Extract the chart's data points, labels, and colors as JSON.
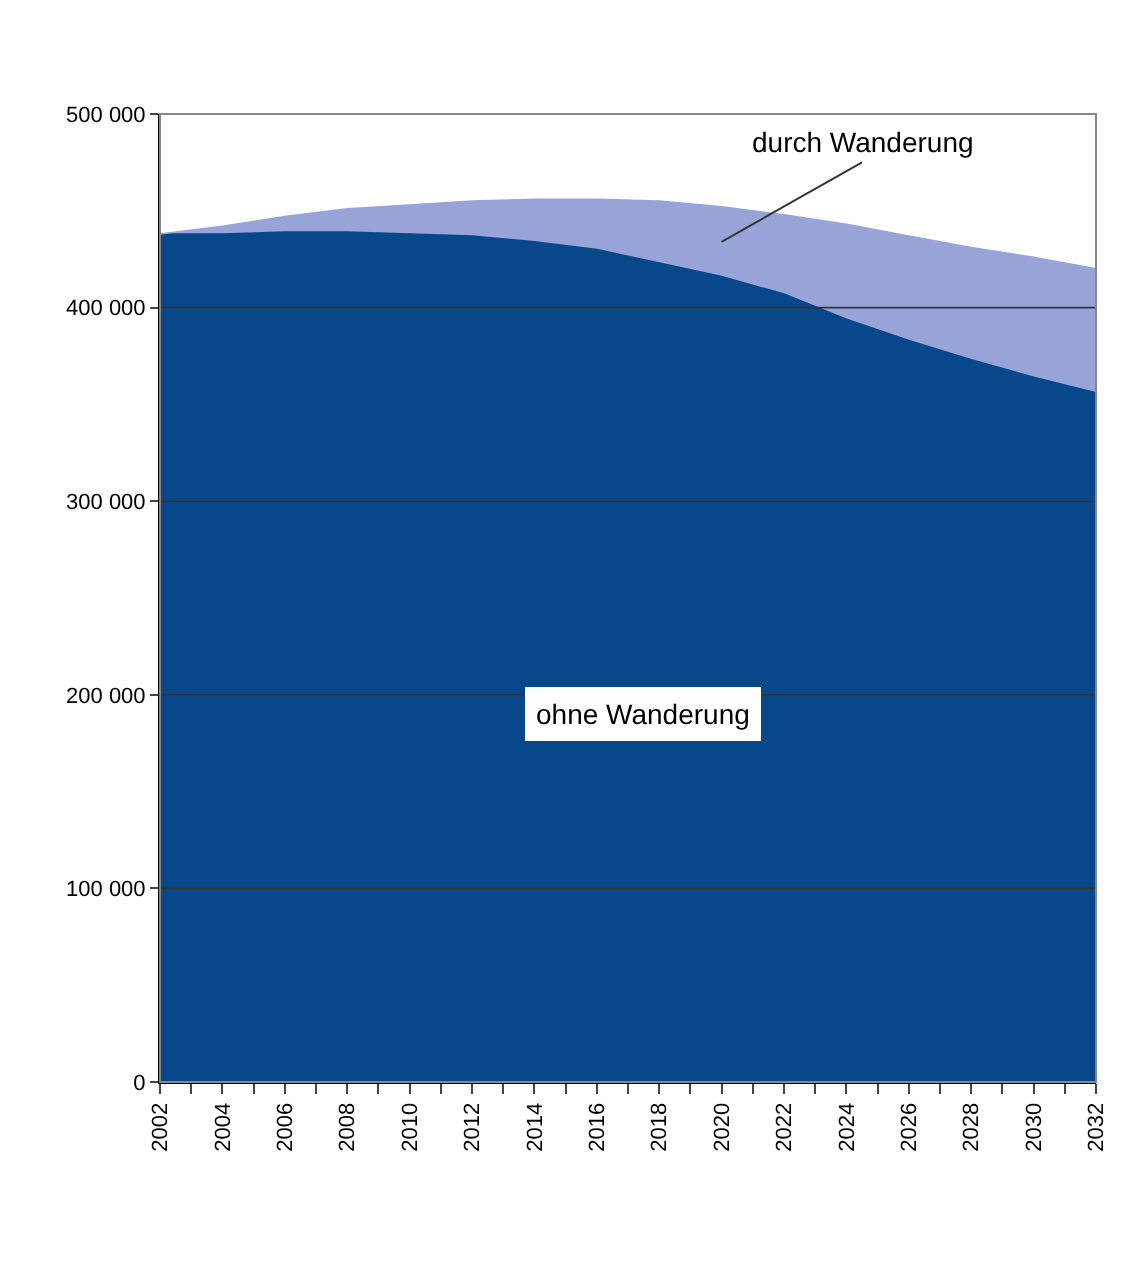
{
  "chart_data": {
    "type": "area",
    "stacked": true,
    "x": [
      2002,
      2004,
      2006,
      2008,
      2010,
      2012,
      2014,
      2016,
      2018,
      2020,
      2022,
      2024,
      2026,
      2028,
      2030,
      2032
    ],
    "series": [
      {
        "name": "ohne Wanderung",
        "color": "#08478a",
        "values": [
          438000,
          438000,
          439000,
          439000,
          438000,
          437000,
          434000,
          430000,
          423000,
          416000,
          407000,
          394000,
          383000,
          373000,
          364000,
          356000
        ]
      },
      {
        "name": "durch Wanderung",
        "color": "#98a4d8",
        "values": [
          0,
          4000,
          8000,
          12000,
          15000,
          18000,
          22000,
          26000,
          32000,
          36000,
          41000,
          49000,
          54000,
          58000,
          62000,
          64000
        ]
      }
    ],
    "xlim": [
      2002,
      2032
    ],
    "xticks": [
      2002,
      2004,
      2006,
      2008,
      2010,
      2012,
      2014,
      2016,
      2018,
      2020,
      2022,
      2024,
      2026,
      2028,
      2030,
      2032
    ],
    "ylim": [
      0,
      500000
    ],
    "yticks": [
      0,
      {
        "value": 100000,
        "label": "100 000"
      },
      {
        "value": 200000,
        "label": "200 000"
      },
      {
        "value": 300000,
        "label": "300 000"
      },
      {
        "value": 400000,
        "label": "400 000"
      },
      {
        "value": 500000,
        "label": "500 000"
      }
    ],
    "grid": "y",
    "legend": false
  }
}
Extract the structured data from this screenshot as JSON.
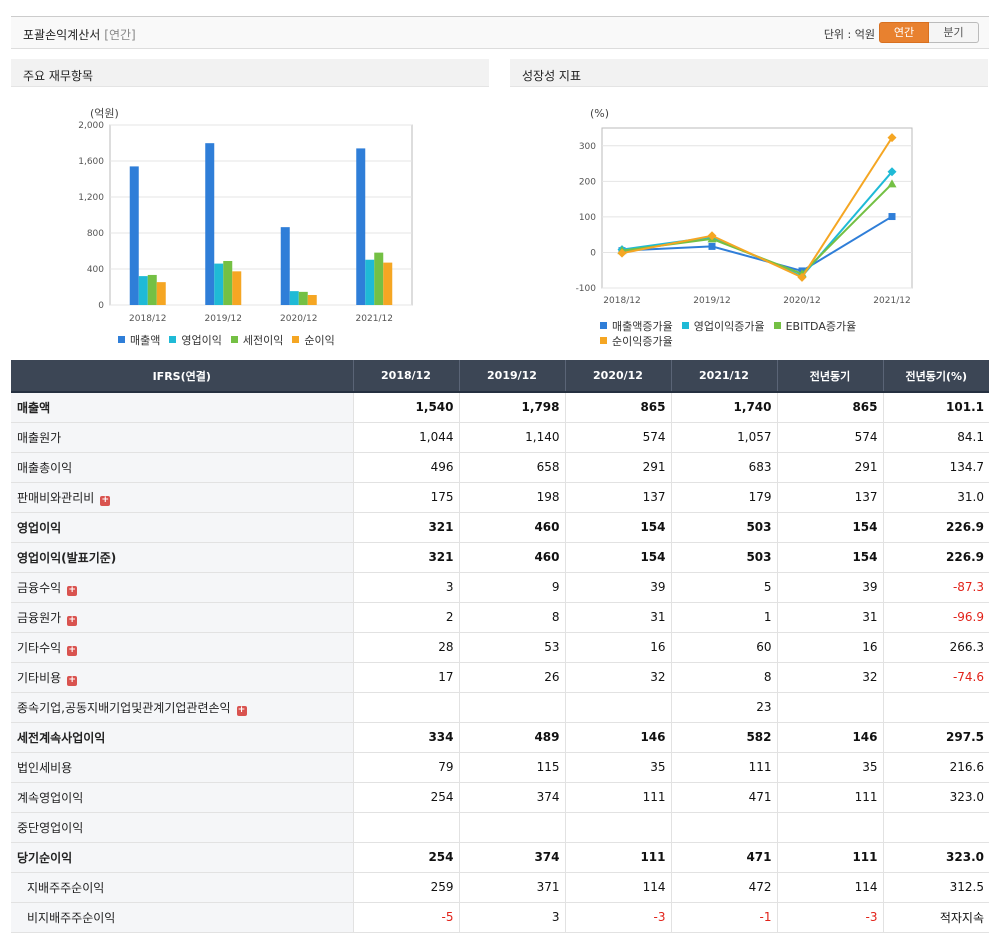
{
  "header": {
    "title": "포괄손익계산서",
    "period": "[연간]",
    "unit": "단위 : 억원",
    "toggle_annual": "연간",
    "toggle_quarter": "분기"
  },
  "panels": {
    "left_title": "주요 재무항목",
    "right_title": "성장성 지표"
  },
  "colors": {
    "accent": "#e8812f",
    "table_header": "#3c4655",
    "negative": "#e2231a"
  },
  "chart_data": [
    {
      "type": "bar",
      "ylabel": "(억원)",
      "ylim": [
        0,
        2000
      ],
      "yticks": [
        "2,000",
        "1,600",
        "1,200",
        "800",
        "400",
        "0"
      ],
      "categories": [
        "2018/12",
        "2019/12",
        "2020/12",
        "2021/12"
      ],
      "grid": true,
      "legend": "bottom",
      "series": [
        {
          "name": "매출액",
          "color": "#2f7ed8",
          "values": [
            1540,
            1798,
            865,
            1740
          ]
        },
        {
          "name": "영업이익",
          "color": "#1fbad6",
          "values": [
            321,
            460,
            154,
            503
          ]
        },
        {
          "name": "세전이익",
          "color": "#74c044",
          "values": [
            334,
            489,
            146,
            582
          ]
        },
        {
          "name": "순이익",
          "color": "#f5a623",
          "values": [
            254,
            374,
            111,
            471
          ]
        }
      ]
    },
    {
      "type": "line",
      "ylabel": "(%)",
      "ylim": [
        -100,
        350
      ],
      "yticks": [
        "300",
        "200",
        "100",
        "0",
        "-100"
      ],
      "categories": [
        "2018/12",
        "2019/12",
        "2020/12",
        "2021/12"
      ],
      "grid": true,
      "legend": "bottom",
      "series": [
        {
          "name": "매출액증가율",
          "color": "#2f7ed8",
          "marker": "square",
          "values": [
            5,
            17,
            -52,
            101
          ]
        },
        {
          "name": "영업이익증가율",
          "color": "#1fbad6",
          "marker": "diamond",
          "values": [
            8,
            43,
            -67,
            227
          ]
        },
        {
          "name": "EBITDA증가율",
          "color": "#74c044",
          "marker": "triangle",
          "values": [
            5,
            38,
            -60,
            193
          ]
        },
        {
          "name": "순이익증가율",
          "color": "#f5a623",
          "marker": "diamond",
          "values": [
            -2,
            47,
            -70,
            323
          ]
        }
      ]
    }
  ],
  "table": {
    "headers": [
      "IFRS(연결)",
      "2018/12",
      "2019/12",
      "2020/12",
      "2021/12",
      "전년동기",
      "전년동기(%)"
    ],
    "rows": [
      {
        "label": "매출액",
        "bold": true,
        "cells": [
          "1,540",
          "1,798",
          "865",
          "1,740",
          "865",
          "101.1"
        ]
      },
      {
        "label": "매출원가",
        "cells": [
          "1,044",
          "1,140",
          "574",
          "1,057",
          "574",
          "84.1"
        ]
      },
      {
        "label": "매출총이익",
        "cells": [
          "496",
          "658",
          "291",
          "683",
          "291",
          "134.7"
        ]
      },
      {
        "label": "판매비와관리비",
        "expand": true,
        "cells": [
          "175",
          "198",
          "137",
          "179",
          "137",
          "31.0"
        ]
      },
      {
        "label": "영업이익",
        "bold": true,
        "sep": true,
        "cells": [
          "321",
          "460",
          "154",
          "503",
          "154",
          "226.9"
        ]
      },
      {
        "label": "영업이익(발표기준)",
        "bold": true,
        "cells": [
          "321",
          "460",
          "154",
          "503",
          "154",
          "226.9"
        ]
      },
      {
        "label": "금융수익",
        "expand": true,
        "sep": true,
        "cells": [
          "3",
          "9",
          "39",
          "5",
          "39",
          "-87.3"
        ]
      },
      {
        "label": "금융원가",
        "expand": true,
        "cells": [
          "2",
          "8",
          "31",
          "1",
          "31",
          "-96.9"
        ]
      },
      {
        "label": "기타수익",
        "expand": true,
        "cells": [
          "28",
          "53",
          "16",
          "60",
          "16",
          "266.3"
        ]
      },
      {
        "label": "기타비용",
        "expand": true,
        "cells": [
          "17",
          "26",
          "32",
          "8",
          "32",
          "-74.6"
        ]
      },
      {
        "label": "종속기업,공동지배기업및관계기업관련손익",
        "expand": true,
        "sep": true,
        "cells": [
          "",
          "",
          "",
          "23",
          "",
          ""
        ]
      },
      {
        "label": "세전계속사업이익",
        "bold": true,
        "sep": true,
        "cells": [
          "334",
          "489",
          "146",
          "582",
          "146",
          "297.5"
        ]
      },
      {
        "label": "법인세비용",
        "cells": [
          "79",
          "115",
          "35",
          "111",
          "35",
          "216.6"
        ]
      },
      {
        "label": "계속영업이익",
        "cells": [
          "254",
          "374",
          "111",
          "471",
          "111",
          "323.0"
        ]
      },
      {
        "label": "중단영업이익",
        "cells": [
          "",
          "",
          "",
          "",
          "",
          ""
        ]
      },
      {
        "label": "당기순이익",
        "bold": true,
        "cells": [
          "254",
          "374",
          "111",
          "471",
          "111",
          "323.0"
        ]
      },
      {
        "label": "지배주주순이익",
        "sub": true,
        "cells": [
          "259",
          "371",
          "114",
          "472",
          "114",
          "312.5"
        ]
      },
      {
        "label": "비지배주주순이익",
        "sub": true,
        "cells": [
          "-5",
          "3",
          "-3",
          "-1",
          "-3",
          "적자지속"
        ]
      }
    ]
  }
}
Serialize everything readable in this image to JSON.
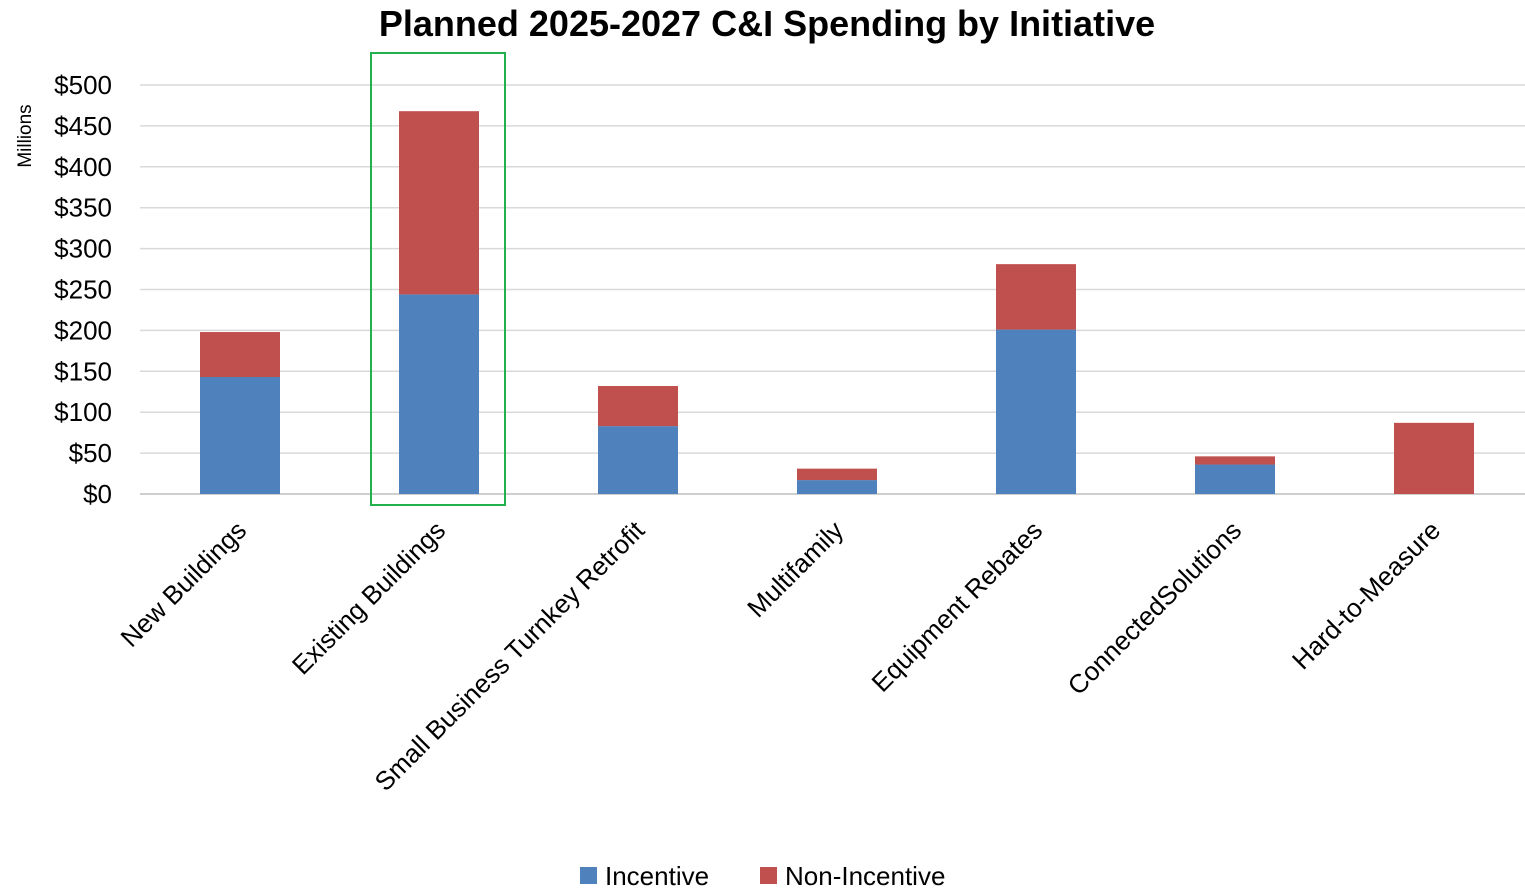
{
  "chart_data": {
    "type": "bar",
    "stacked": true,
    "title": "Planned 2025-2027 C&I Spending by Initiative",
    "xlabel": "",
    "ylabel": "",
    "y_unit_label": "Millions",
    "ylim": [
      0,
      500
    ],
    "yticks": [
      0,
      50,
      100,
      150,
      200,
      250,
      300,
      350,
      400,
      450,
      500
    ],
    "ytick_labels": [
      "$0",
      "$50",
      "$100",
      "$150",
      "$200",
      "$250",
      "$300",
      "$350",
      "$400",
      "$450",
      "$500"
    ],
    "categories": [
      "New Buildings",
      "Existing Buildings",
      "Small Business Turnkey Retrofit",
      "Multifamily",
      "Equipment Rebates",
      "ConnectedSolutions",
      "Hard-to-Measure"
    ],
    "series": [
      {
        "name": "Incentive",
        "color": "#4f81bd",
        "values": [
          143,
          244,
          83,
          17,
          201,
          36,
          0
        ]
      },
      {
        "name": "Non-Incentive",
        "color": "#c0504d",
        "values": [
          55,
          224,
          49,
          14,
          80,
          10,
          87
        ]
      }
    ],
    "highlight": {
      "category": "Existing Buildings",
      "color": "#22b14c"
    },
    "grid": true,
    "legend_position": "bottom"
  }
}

EXERCISE DETAILS:
Using the listing above, say how many of its lines contain the string "Existing", giving nothing but the figure.

THE OUTPUT:
2